WHAT YOU ARE ASKED TO DO
Drop all images and give the records again exactly.

SUPPLIED INFORMATION
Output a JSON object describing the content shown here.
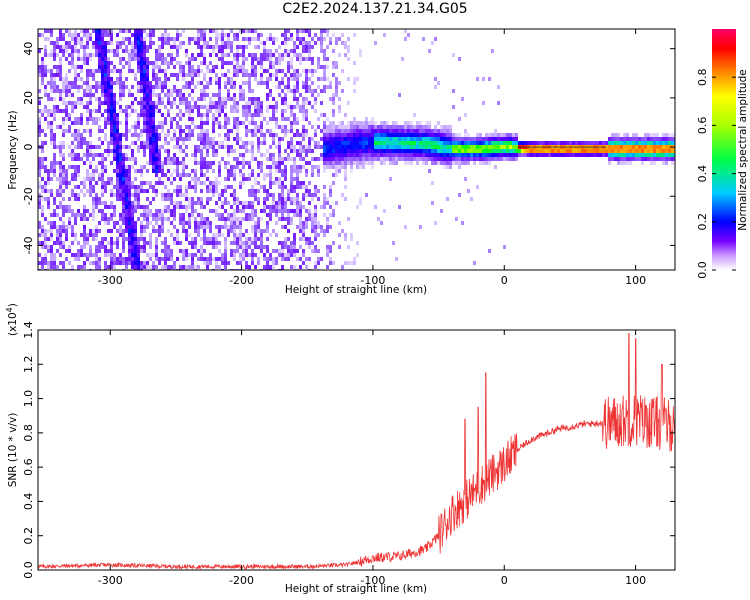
{
  "title": "C2E2.2024.137.21.34.G05",
  "chart_data": [
    {
      "type": "heatmap",
      "xlabel": "Height of straight line (km)",
      "ylabel": "Frequency (Hz)",
      "xlim": [
        -355,
        130
      ],
      "ylim": [
        -50,
        48
      ],
      "xticks": [
        -300,
        -200,
        -100,
        0,
        100
      ],
      "yticks": [
        -40,
        -20,
        0,
        20,
        40
      ],
      "colorbar": {
        "label": "Normalized spectral amplitude",
        "ticks": [
          "0.0",
          "0.2",
          "0.4",
          "0.6",
          "0.8"
        ],
        "range": [
          0,
          1
        ],
        "colormap": [
          "#ffffff",
          "#9966ff",
          "#6600ff",
          "#0000ff",
          "#00ccff",
          "#00ff00",
          "#ffff00",
          "#ff8000",
          "#ff0000",
          "#ff0066"
        ]
      },
      "features": {
        "noise_region_x": [
          -355,
          -110
        ],
        "signal_trace": [
          [
            -140,
            0
          ],
          [
            -100,
            3
          ],
          [
            -60,
            2
          ],
          [
            -40,
            0
          ],
          [
            -20,
            0
          ],
          [
            0,
            1
          ],
          [
            20,
            0
          ],
          [
            75,
            0
          ],
          [
            130,
            0
          ]
        ],
        "diagonal_streaks": [
          [
            [
              -310,
              48
            ],
            [
              -280,
              -50
            ]
          ],
          [
            [
              -280,
              48
            ],
            [
              -265,
              -10
            ]
          ]
        ]
      }
    },
    {
      "type": "line",
      "xlabel": "Height of straight line (km)",
      "ylabel": "SNR (10 * v/v)",
      "multiplier_label": "(x10",
      "multiplier_exp": "4",
      "xlim": [
        -355,
        130
      ],
      "ylim": [
        0,
        1.4
      ],
      "xticks": [
        -300,
        -200,
        -100,
        0,
        100
      ],
      "yticks": [
        "0.0",
        "0.2",
        "0.4",
        "0.6",
        "0.8",
        "1.0",
        "1.2",
        "1.4"
      ],
      "series": [
        {
          "color": "#ee3333",
          "envelope": [
            [
              -355,
              0.02
            ],
            [
              -300,
              0.03
            ],
            [
              -250,
              0.02
            ],
            [
              -150,
              0.02
            ],
            [
              -120,
              0.03
            ],
            [
              -100,
              0.07
            ],
            [
              -80,
              0.08
            ],
            [
              -60,
              0.12
            ],
            [
              -50,
              0.2
            ],
            [
              -40,
              0.33
            ],
            [
              -30,
              0.4
            ],
            [
              -20,
              0.48
            ],
            [
              -10,
              0.55
            ],
            [
              0,
              0.62
            ],
            [
              10,
              0.7
            ],
            [
              20,
              0.76
            ],
            [
              40,
              0.82
            ],
            [
              60,
              0.85
            ],
            [
              75,
              0.86
            ],
            [
              80,
              0.86
            ],
            [
              100,
              0.88
            ],
            [
              130,
              0.84
            ]
          ],
          "spikes": [
            [
              -14,
              1.15
            ],
            [
              -20,
              0.95
            ],
            [
              -30,
              0.88
            ],
            [
              95,
              1.38
            ],
            [
              100,
              1.35
            ],
            [
              120,
              1.2
            ]
          ]
        }
      ]
    }
  ]
}
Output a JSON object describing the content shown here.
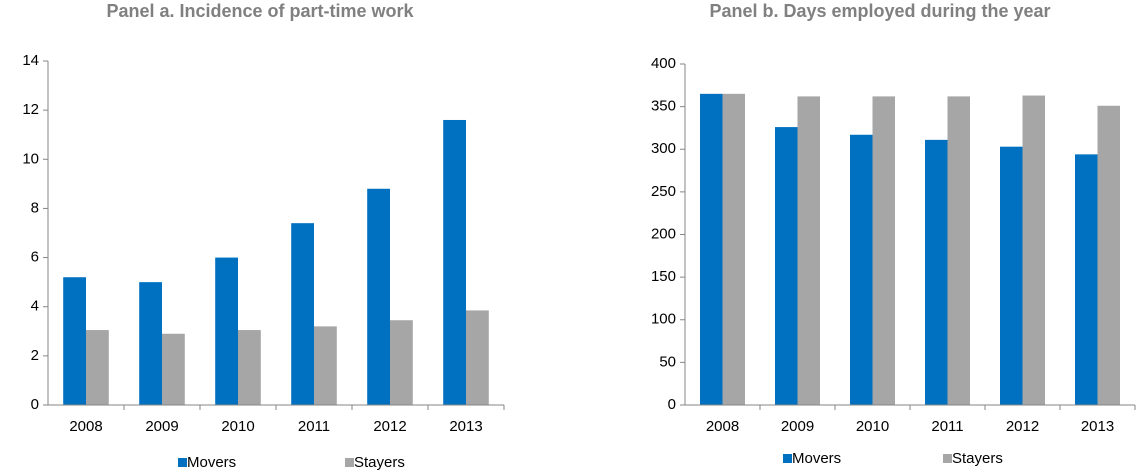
{
  "chart_data": [
    {
      "type": "bar",
      "title": "Panel a. Incidence of part-time work",
      "categories": [
        "2008",
        "2009",
        "2010",
        "2011",
        "2012",
        "2013"
      ],
      "series": [
        {
          "name": "Movers",
          "color": "#0070c0",
          "values": [
            5.2,
            5.0,
            6.0,
            7.4,
            8.8,
            11.6
          ]
        },
        {
          "name": "Stayers",
          "color": "#a6a6a6",
          "values": [
            3.05,
            2.9,
            3.05,
            3.2,
            3.45,
            3.85
          ]
        }
      ],
      "ylim": [
        0,
        14
      ],
      "yticks": [
        0,
        2,
        4,
        6,
        8,
        10,
        12,
        14
      ]
    },
    {
      "type": "bar",
      "title": "Panel b. Days employed during the year",
      "categories": [
        "2008",
        "2009",
        "2010",
        "2011",
        "2012",
        "2013"
      ],
      "series": [
        {
          "name": "Movers",
          "color": "#0070c0",
          "values": [
            365,
            326,
            317,
            311,
            303,
            294
          ]
        },
        {
          "name": "Stayers",
          "color": "#a6a6a6",
          "values": [
            365,
            362,
            362,
            362,
            363,
            351
          ]
        }
      ],
      "ylim": [
        0,
        400
      ],
      "yticks": [
        0,
        50,
        100,
        150,
        200,
        250,
        300,
        350,
        400
      ]
    }
  ]
}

COMPLETE RESPONSE
Output a JSON object describing the content shown here.
{
  "title": "C2E2.2024.137.21.34.G05",
  "chart_data": [
    {
      "type": "heatmap",
      "xlabel": "Height of straight line (km)",
      "ylabel": "Frequency (Hz)",
      "xlim": [
        -355,
        130
      ],
      "ylim": [
        -50,
        48
      ],
      "xticks": [
        -300,
        -200,
        -100,
        0,
        100
      ],
      "yticks": [
        -40,
        -20,
        0,
        20,
        40
      ],
      "colorbar": {
        "label": "Normalized spectral amplitude",
        "ticks": [
          "0.0",
          "0.2",
          "0.4",
          "0.6",
          "0.8"
        ],
        "range": [
          0,
          1
        ],
        "colormap": [
          "#ffffff",
          "#9966ff",
          "#6600ff",
          "#0000ff",
          "#00ccff",
          "#00ff00",
          "#ffff00",
          "#ff8000",
          "#ff0000",
          "#ff0066"
        ]
      },
      "features": {
        "noise_region_x": [
          -355,
          -110
        ],
        "signal_trace": [
          [
            -140,
            0
          ],
          [
            -100,
            3
          ],
          [
            -60,
            2
          ],
          [
            -40,
            0
          ],
          [
            -20,
            0
          ],
          [
            0,
            1
          ],
          [
            20,
            0
          ],
          [
            75,
            0
          ],
          [
            130,
            0
          ]
        ],
        "diagonal_streaks": [
          [
            [
              -310,
              48
            ],
            [
              -280,
              -50
            ]
          ],
          [
            [
              -280,
              48
            ],
            [
              -265,
              -10
            ]
          ]
        ]
      }
    },
    {
      "type": "line",
      "xlabel": "Height of straight line (km)",
      "ylabel": "SNR (10 * v/v)",
      "multiplier_label": "(x10",
      "multiplier_exp": "4",
      "xlim": [
        -355,
        130
      ],
      "ylim": [
        0,
        1.4
      ],
      "xticks": [
        -300,
        -200,
        -100,
        0,
        100
      ],
      "yticks": [
        "0.0",
        "0.2",
        "0.4",
        "0.6",
        "0.8",
        "1.0",
        "1.2",
        "1.4"
      ],
      "series": [
        {
          "color": "#ee3333",
          "envelope": [
            [
              -355,
              0.02
            ],
            [
              -300,
              0.03
            ],
            [
              -250,
              0.02
            ],
            [
              -150,
              0.02
            ],
            [
              -120,
              0.03
            ],
            [
              -100,
              0.07
            ],
            [
              -80,
              0.08
            ],
            [
              -60,
              0.12
            ],
            [
              -50,
              0.2
            ],
            [
              -40,
              0.33
            ],
            [
              -30,
              0.4
            ],
            [
              -20,
              0.48
            ],
            [
              -10,
              0.55
            ],
            [
              0,
              0.62
            ],
            [
              10,
              0.7
            ],
            [
              20,
              0.76
            ],
            [
              40,
              0.82
            ],
            [
              60,
              0.85
            ],
            [
              75,
              0.86
            ],
            [
              80,
              0.86
            ],
            [
              100,
              0.88
            ],
            [
              130,
              0.84
            ]
          ],
          "spikes": [
            [
              -14,
              1.15
            ],
            [
              -20,
              0.95
            ],
            [
              -30,
              0.88
            ],
            [
              95,
              1.38
            ],
            [
              100,
              1.35
            ],
            [
              120,
              1.2
            ]
          ]
        }
      ]
    }
  ]
}
Output a JSON object describing the content shown here.
{
  "chart_data": [
    {
      "type": "bar",
      "title": "Panel a. Incidence of part-time work",
      "categories": [
        "2008",
        "2009",
        "2010",
        "2011",
        "2012",
        "2013"
      ],
      "series": [
        {
          "name": "Movers",
          "color": "#0070c0",
          "values": [
            5.2,
            5.0,
            6.0,
            7.4,
            8.8,
            11.6
          ]
        },
        {
          "name": "Stayers",
          "color": "#a6a6a6",
          "values": [
            3.05,
            2.9,
            3.05,
            3.2,
            3.45,
            3.85
          ]
        }
      ],
      "ylim": [
        0,
        14
      ],
      "yticks": [
        0,
        2,
        4,
        6,
        8,
        10,
        12,
        14
      ]
    },
    {
      "type": "bar",
      "title": "Panel b. Days employed during the year",
      "categories": [
        "2008",
        "2009",
        "2010",
        "2011",
        "2012",
        "2013"
      ],
      "series": [
        {
          "name": "Movers",
          "color": "#0070c0",
          "values": [
            365,
            326,
            317,
            311,
            303,
            294
          ]
        },
        {
          "name": "Stayers",
          "color": "#a6a6a6",
          "values": [
            365,
            362,
            362,
            362,
            363,
            351
          ]
        }
      ],
      "ylim": [
        0,
        400
      ],
      "yticks": [
        0,
        50,
        100,
        150,
        200,
        250,
        300,
        350,
        400
      ]
    }
  ]
}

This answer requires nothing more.